== The exercise ==
Go through the listing and return every line with "subtitle" in it.

# START OF Data

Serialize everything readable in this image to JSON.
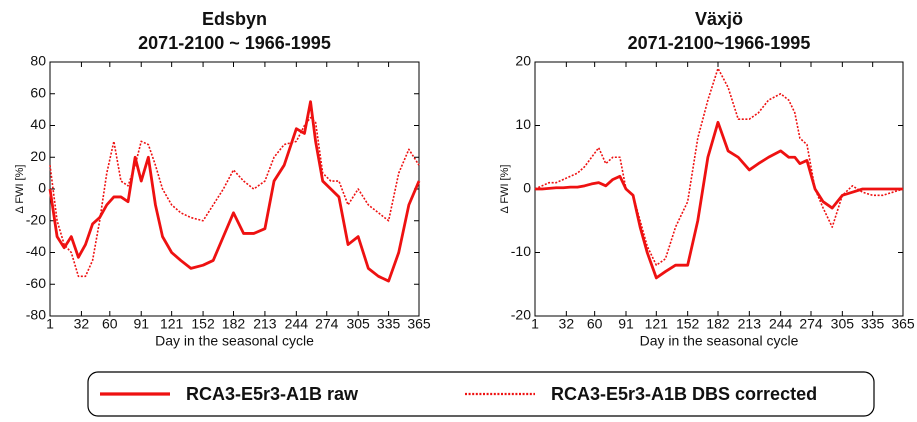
{
  "chart_data": [
    {
      "type": "line",
      "title": "Edsbyn",
      "subtitle": "2071-2100 ~ 1966-1995",
      "xlabel": "Day in the seasonal cycle",
      "ylabel": "Δ FWI [%]",
      "xlim": [
        1,
        365
      ],
      "xticks": [
        1,
        32,
        60,
        91,
        121,
        152,
        182,
        213,
        244,
        274,
        305,
        335,
        365
      ],
      "ylim": [
        -80,
        80
      ],
      "yticks": [
        -80,
        -60,
        -40,
        -20,
        0,
        20,
        40,
        60,
        80
      ],
      "grid": false,
      "x": [
        1,
        8,
        15,
        22,
        29,
        36,
        43,
        50,
        57,
        64,
        71,
        78,
        85,
        91,
        98,
        105,
        112,
        121,
        130,
        140,
        152,
        162,
        172,
        182,
        192,
        202,
        213,
        222,
        232,
        244,
        252,
        258,
        263,
        270,
        278,
        286,
        295,
        305,
        315,
        325,
        335,
        345,
        355,
        365
      ],
      "series": [
        {
          "name": "RCA3-E5r3-A1B raw",
          "color": "#ee1111",
          "linestyle": "solid",
          "values": [
            0,
            -30,
            -37,
            -30,
            -43,
            -35,
            -22,
            -18,
            -10,
            -5,
            -5,
            -8,
            20,
            5,
            20,
            -10,
            -30,
            -40,
            -45,
            -50,
            -48,
            -45,
            -30,
            -15,
            -28,
            -28,
            -25,
            5,
            15,
            38,
            35,
            55,
            30,
            5,
            0,
            -5,
            -35,
            -30,
            -50,
            -55,
            -58,
            -40,
            -10,
            5
          ]
        },
        {
          "name": "RCA3-E5r3-A1B DBS corrected",
          "color": "#ee1111",
          "linestyle": "dotted",
          "values": [
            15,
            -20,
            -35,
            -40,
            -55,
            -55,
            -45,
            -20,
            10,
            30,
            5,
            2,
            15,
            30,
            28,
            15,
            0,
            -10,
            -15,
            -18,
            -20,
            -10,
            0,
            12,
            5,
            0,
            5,
            20,
            28,
            30,
            40,
            45,
            42,
            10,
            5,
            5,
            -10,
            0,
            -10,
            -15,
            -20,
            10,
            25,
            15
          ]
        }
      ]
    },
    {
      "type": "line",
      "title": "Växjö",
      "subtitle": "2071-2100~1966-1995",
      "xlabel": "Day in the seasonal cycle",
      "ylabel": "Δ FWI [%]",
      "xlim": [
        1,
        365
      ],
      "xticks": [
        1,
        32,
        60,
        91,
        121,
        152,
        182,
        213,
        244,
        274,
        305,
        335,
        365
      ],
      "ylim": [
        -20,
        20
      ],
      "yticks": [
        -20,
        -10,
        0,
        10,
        20
      ],
      "grid": false,
      "x": [
        1,
        8,
        15,
        22,
        29,
        36,
        43,
        50,
        57,
        64,
        71,
        78,
        85,
        91,
        98,
        105,
        112,
        121,
        130,
        140,
        152,
        162,
        172,
        182,
        192,
        202,
        213,
        222,
        232,
        244,
        252,
        258,
        263,
        270,
        278,
        286,
        295,
        305,
        315,
        325,
        335,
        345,
        355,
        365
      ],
      "series": [
        {
          "name": "RCA3-E5r3-A1B raw",
          "color": "#ee1111",
          "linestyle": "solid",
          "values": [
            0,
            0,
            0.1,
            0.2,
            0.2,
            0.3,
            0.3,
            0.5,
            0.8,
            1,
            0.5,
            1.5,
            2,
            0,
            -1,
            -6,
            -10,
            -14,
            -13,
            -12,
            -12,
            -5,
            5,
            10.5,
            6,
            5,
            3,
            4,
            5,
            6,
            5,
            5,
            4,
            4.5,
            0,
            -2,
            -3,
            -1,
            -0.5,
            0,
            0,
            0,
            0,
            0
          ]
        },
        {
          "name": "RCA3-E5r3-A1B DBS corrected",
          "color": "#ee1111",
          "linestyle": "dotted",
          "values": [
            0,
            0.5,
            1,
            1,
            1.5,
            2,
            2.5,
            3.5,
            5,
            6.5,
            4,
            5,
            5,
            0,
            -1,
            -5,
            -9,
            -12,
            -11,
            -6,
            -2,
            8,
            14,
            19,
            16,
            11,
            11,
            12,
            14,
            15,
            14,
            12,
            8,
            7,
            0,
            -3,
            -6,
            -1,
            0.5,
            -0.5,
            -1,
            -1,
            -0.5,
            0
          ]
        }
      ]
    }
  ]
}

# END OF Data

== Response to the task ==
      "subtitle": "2071-2100 ~ 1966-1995",
      "subtitle": "2071-2100~1966-1995",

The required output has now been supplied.